> **WRITTEN EXERCISE**
Go through the listing below and gather every line with the word "this".
RECORDS FOR PROCESSING start
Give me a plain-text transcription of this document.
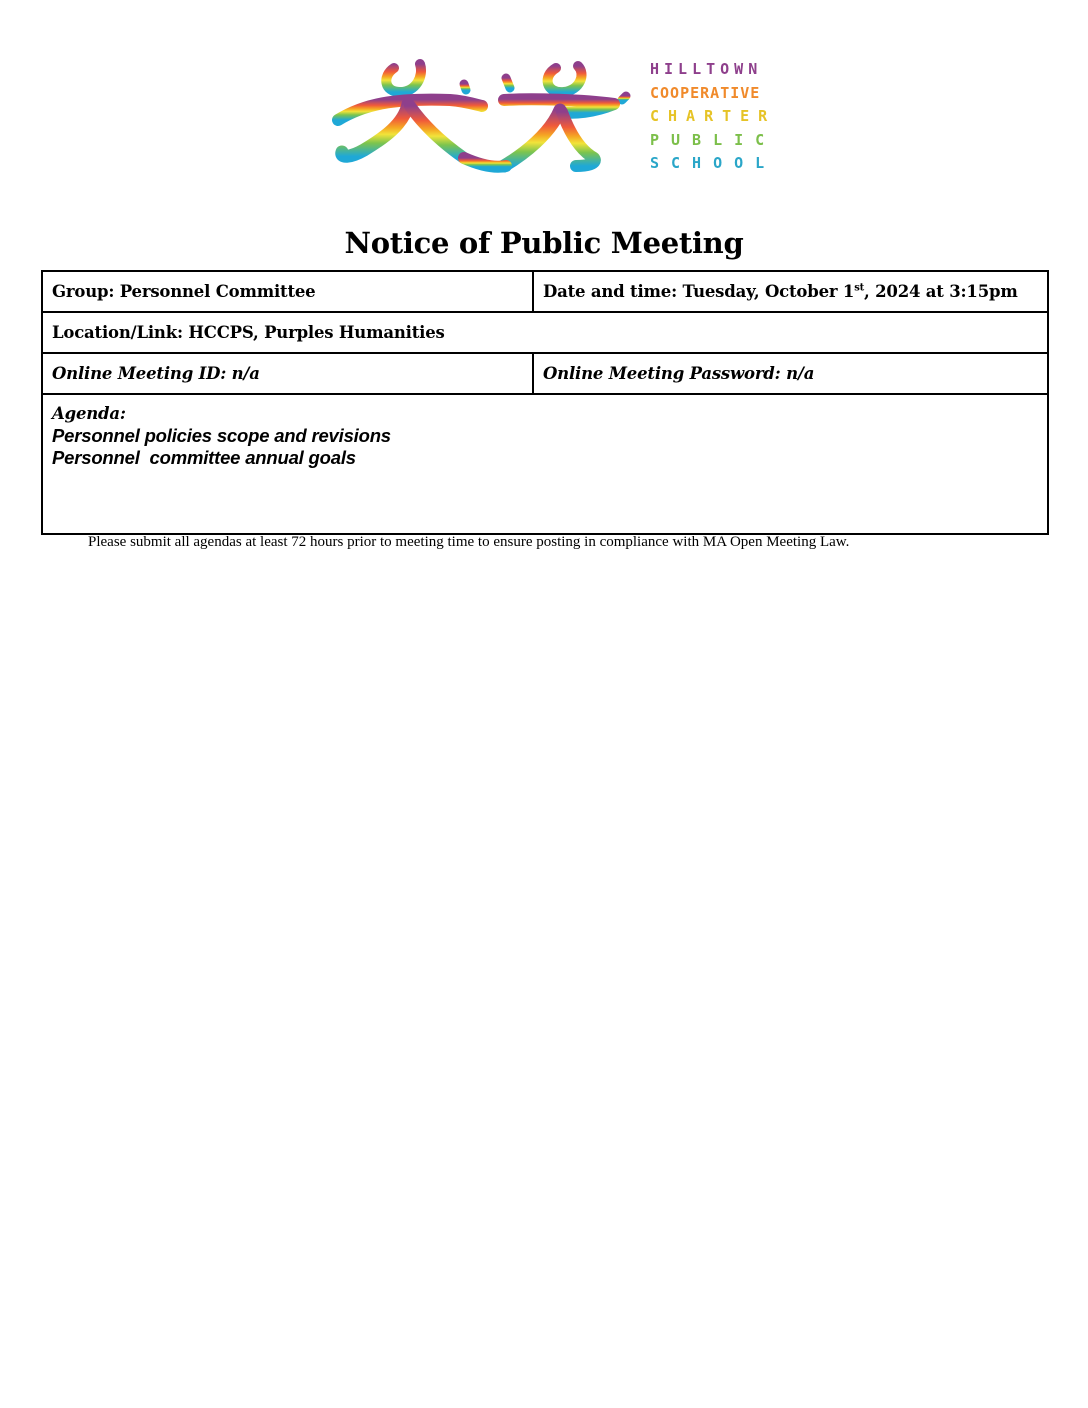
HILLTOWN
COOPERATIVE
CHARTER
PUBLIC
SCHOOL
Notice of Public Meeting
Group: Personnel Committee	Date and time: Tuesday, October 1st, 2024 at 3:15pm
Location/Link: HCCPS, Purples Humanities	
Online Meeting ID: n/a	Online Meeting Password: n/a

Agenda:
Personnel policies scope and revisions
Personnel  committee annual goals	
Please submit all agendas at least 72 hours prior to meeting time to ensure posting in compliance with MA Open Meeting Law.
RECORDS FOR PROCESSING end
RECORDS FOR PROCESSING start
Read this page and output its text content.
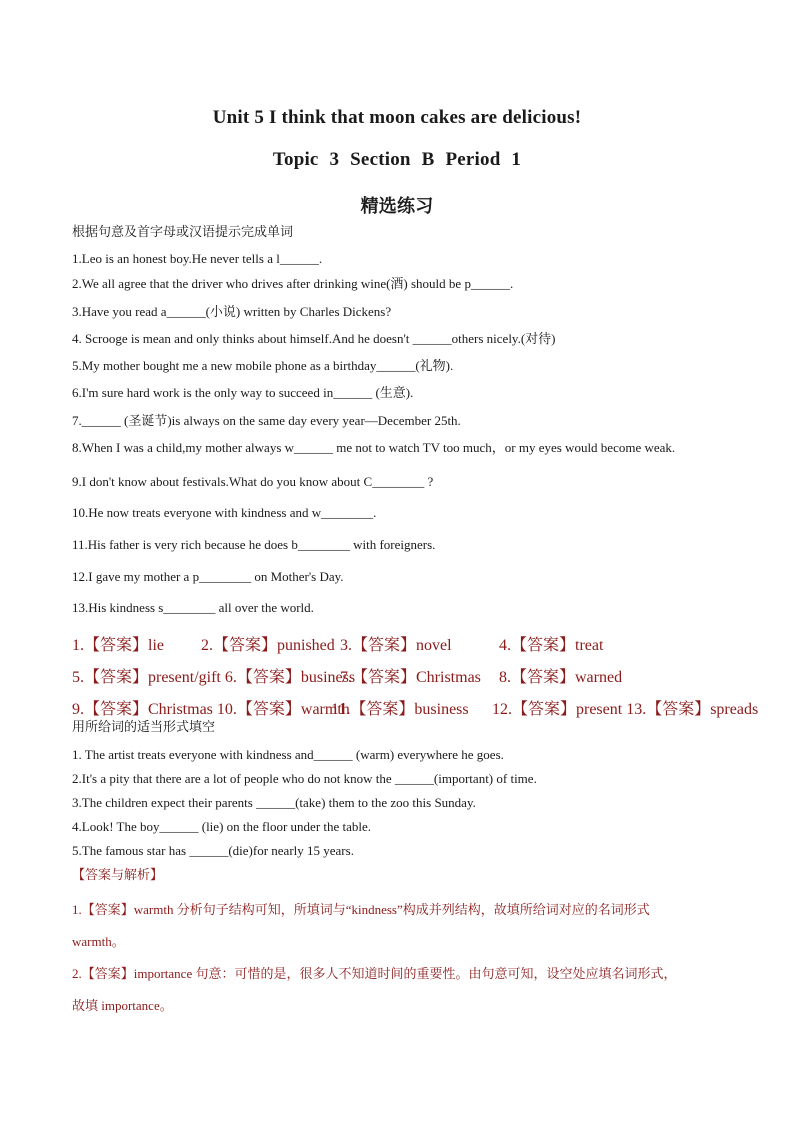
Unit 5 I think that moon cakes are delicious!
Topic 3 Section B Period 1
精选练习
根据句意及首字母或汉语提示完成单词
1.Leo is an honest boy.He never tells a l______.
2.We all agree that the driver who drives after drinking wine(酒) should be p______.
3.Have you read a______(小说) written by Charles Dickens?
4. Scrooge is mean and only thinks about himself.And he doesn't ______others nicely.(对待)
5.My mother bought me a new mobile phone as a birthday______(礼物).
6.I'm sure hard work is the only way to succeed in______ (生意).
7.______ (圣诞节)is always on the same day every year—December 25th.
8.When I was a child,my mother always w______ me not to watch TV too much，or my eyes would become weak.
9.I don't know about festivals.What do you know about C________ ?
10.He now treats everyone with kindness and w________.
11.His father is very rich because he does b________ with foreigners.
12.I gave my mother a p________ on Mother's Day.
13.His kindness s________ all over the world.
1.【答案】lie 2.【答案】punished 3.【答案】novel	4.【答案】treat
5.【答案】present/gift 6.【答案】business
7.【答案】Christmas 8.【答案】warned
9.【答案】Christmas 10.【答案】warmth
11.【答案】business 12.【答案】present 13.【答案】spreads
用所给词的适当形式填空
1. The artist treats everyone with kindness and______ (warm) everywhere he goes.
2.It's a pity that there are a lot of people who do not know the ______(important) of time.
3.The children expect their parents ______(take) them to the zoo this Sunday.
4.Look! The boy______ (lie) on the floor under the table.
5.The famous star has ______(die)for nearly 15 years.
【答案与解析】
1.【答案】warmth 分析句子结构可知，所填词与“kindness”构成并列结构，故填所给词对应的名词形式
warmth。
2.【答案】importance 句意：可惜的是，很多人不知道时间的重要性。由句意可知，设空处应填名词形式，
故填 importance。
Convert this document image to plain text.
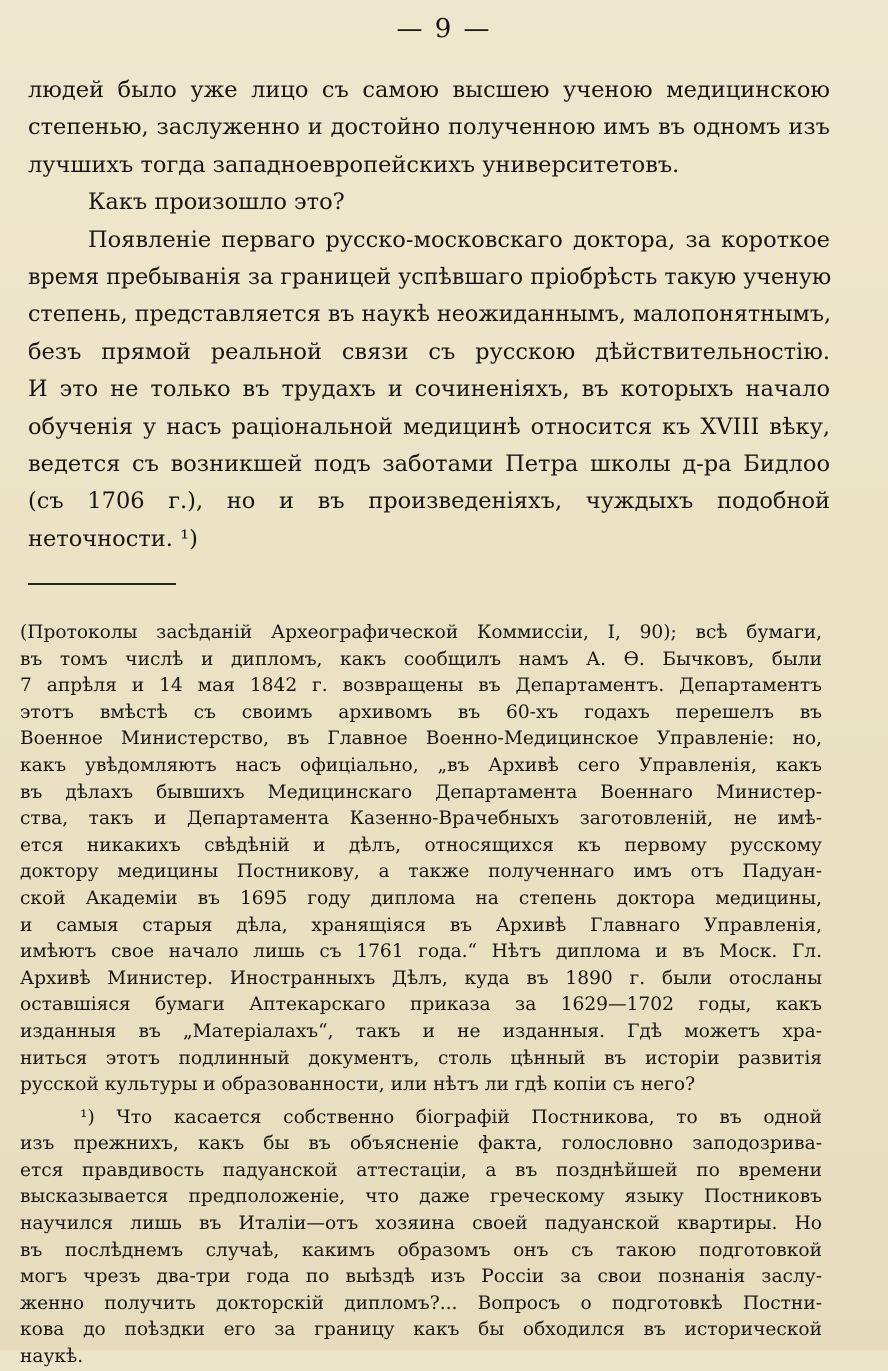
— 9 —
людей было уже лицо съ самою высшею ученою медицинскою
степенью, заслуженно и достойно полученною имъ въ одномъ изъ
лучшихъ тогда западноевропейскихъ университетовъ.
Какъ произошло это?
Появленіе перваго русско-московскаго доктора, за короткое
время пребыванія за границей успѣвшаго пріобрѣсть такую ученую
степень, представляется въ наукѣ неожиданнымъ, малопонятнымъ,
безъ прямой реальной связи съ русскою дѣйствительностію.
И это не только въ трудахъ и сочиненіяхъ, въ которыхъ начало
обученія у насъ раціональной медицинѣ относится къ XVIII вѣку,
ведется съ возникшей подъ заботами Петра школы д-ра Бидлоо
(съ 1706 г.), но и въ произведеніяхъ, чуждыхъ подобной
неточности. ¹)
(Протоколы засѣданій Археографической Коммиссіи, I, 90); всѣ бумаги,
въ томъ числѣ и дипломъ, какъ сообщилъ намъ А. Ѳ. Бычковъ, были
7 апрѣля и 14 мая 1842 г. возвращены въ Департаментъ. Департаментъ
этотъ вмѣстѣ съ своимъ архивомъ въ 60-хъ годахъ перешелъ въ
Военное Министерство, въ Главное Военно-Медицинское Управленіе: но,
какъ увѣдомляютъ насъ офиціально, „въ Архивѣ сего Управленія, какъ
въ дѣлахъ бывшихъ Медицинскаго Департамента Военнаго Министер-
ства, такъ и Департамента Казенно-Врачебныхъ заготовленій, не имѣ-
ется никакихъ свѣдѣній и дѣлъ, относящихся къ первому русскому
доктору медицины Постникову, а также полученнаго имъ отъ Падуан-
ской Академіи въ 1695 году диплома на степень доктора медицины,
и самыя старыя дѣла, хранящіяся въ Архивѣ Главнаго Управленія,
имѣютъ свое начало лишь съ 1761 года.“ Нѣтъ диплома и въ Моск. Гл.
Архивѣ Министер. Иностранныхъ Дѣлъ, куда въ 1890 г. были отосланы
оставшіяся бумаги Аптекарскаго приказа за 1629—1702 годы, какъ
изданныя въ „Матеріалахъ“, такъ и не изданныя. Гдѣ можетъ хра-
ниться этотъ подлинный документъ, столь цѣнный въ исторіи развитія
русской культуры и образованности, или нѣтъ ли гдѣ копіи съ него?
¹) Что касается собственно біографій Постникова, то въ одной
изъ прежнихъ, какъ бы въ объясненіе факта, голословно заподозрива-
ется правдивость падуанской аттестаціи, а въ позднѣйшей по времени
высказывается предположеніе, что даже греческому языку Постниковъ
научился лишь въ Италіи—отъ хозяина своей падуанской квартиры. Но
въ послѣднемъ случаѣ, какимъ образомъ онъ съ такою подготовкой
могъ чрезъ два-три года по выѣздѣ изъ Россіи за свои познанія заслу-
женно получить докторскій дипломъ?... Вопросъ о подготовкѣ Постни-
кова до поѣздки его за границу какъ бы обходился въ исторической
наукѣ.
RECORDS FOR PROCESSING end
> **ANSWER BELOW**
Give me a plain-text transcription of this document.
Read this page and output its text content.
3.The children expect their parents ______(take) them to the zoo this Sunday.
Convert this document image to plain text.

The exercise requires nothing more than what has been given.